◆ **GIVEN RECORDS**:
* * * * * * * * *

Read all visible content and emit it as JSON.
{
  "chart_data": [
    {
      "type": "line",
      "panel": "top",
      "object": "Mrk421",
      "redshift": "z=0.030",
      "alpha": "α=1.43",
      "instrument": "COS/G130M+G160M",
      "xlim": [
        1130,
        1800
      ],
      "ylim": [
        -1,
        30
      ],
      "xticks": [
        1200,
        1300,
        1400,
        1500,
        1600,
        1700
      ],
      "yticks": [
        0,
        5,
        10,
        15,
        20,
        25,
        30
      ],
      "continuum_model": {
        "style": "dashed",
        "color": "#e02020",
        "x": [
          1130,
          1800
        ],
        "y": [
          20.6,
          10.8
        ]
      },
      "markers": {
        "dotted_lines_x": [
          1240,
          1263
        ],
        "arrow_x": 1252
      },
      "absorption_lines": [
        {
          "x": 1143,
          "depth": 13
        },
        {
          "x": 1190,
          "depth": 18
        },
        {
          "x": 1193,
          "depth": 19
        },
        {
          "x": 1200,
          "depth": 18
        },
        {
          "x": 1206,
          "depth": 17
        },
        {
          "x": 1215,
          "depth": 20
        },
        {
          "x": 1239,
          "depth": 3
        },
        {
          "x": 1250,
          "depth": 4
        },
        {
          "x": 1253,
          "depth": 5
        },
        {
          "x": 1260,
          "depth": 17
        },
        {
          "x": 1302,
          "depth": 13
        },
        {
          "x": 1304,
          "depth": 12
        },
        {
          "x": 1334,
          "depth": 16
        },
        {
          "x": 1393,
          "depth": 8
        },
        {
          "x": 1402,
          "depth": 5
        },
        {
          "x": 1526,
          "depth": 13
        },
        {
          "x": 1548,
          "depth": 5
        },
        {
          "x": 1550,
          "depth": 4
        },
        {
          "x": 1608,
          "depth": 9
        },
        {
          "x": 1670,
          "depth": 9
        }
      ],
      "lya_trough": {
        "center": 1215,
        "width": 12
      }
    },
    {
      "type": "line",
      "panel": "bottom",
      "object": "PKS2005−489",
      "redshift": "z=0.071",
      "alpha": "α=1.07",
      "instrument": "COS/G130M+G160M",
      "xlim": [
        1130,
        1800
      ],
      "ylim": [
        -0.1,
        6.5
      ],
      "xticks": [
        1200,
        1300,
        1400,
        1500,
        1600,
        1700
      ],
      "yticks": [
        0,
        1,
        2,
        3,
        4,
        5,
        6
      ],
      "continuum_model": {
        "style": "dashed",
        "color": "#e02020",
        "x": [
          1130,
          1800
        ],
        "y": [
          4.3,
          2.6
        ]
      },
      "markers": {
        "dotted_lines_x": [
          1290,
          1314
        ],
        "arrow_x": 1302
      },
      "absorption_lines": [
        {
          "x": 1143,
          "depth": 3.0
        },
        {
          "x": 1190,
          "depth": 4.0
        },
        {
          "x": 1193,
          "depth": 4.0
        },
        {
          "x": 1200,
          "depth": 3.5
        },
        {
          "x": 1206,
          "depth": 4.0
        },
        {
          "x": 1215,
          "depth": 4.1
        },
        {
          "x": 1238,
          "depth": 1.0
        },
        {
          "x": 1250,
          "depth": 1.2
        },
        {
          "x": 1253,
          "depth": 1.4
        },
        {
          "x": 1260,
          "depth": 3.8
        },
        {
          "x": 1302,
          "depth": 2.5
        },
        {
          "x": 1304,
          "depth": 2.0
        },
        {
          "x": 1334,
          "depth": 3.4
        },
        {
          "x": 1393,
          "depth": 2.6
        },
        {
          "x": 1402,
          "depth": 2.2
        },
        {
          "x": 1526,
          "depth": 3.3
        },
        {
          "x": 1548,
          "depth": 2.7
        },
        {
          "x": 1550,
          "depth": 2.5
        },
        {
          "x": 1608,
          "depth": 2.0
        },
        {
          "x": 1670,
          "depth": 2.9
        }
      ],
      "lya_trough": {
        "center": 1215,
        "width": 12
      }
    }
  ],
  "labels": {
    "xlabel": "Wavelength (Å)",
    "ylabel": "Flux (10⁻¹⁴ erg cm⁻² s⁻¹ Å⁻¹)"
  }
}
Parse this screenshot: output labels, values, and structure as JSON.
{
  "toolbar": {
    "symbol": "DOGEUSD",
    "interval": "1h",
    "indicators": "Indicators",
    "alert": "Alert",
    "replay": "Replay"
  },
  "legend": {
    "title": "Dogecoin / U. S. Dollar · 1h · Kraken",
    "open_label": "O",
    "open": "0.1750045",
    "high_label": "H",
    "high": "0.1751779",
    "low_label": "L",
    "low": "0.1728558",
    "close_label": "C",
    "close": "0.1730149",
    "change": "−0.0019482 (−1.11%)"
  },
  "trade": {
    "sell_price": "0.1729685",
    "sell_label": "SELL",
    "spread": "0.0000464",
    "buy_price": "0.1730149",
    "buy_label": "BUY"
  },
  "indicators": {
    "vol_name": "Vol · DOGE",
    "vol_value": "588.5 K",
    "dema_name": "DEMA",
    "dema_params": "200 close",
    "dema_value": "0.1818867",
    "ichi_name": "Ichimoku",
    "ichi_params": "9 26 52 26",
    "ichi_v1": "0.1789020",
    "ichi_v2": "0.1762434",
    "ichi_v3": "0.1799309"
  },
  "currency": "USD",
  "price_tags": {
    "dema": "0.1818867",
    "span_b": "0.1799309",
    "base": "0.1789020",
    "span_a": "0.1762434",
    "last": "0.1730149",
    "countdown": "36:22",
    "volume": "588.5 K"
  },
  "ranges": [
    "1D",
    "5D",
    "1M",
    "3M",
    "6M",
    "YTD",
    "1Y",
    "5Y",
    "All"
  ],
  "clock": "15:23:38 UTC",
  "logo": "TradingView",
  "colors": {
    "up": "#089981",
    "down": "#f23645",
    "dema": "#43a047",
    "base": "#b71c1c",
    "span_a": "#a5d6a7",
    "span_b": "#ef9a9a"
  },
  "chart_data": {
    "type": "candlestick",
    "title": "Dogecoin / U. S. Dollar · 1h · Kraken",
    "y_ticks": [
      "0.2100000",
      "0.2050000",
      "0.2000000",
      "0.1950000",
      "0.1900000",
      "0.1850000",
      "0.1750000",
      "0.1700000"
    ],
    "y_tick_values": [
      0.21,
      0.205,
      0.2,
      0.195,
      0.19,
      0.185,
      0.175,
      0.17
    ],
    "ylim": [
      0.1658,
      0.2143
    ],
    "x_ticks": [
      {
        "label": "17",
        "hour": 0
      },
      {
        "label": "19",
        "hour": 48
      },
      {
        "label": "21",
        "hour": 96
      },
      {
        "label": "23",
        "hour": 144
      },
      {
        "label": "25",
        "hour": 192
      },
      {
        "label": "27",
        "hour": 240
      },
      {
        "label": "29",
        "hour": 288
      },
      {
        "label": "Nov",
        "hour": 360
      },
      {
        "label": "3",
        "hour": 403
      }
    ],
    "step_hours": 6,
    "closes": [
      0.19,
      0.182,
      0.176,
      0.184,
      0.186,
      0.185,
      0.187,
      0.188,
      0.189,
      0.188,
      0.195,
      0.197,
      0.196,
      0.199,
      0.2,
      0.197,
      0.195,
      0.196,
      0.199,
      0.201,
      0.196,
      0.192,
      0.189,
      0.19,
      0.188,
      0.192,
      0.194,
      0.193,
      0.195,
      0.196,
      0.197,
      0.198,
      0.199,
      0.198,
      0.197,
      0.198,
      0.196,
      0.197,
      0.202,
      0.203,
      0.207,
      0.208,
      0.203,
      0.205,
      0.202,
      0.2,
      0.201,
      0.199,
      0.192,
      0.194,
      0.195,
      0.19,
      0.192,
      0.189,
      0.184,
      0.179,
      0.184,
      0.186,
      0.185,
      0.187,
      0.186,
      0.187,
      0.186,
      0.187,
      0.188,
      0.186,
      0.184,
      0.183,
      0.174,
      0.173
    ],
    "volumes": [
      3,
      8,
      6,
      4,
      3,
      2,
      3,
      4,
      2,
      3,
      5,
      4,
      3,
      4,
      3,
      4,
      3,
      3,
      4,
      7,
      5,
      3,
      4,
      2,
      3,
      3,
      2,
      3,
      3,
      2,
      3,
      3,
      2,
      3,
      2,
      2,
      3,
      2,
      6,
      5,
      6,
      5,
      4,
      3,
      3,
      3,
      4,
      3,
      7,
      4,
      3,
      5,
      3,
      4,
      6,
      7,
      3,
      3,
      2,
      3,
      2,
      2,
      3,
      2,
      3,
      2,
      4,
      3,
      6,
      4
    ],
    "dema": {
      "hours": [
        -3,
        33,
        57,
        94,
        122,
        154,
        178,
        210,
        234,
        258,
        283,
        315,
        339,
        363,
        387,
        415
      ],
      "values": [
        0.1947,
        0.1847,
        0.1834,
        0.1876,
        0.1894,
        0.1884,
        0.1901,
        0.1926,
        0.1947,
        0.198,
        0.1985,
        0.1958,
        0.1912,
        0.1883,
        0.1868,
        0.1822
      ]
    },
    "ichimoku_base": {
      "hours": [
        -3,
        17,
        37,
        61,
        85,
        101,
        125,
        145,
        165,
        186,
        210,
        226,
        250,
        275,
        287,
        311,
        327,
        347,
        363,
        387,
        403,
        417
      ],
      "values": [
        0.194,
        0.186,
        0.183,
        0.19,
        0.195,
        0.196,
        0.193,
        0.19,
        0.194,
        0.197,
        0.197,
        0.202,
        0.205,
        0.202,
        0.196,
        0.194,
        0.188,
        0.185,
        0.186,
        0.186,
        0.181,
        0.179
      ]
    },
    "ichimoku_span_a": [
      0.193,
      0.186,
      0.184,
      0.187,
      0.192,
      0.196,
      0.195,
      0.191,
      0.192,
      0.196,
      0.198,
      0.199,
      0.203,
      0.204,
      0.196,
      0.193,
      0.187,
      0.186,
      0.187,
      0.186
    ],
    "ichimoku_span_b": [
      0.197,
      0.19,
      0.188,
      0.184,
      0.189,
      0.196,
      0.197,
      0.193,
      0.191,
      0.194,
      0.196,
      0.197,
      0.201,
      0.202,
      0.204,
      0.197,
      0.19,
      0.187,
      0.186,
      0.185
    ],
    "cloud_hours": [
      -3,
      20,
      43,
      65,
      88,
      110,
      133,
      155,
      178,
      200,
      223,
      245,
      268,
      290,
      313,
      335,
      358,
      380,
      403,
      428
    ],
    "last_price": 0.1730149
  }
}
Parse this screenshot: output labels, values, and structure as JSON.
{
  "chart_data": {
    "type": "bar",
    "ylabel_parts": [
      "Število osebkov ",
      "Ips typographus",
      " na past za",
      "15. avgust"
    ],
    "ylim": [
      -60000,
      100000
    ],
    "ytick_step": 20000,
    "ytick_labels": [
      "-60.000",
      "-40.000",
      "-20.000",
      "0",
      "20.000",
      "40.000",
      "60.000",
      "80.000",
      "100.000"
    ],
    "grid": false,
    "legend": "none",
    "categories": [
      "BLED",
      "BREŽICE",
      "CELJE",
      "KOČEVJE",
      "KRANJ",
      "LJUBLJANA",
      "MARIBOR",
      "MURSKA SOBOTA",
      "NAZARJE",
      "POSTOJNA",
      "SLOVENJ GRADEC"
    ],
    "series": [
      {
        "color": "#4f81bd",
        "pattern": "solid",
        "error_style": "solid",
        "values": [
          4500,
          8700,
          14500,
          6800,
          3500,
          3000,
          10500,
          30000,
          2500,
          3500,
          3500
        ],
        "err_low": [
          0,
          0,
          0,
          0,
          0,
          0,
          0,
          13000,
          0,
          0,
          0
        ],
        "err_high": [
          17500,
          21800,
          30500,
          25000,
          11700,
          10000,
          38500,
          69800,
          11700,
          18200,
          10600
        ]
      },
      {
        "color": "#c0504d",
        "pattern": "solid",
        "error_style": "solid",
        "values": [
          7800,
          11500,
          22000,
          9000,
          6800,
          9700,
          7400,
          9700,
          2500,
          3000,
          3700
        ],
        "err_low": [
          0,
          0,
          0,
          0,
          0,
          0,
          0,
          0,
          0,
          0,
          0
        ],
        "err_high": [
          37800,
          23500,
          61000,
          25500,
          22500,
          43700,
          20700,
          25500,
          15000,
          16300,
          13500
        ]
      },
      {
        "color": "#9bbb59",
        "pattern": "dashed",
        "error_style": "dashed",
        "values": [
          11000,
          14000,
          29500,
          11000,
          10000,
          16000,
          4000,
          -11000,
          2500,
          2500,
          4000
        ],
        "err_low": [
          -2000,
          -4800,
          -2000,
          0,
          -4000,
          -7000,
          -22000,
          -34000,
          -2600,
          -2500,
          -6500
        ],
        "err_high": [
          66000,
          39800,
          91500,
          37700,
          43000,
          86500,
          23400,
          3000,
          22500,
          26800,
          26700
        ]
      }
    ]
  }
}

* * * * * * * * *

Read through the entries and copy every line that includes "dashed".

◆ **OUTPUT BELOW**:
        "style": "dashed",
        "style": "dashed",
        "pattern": "dashed",
        "error_style": "dashed",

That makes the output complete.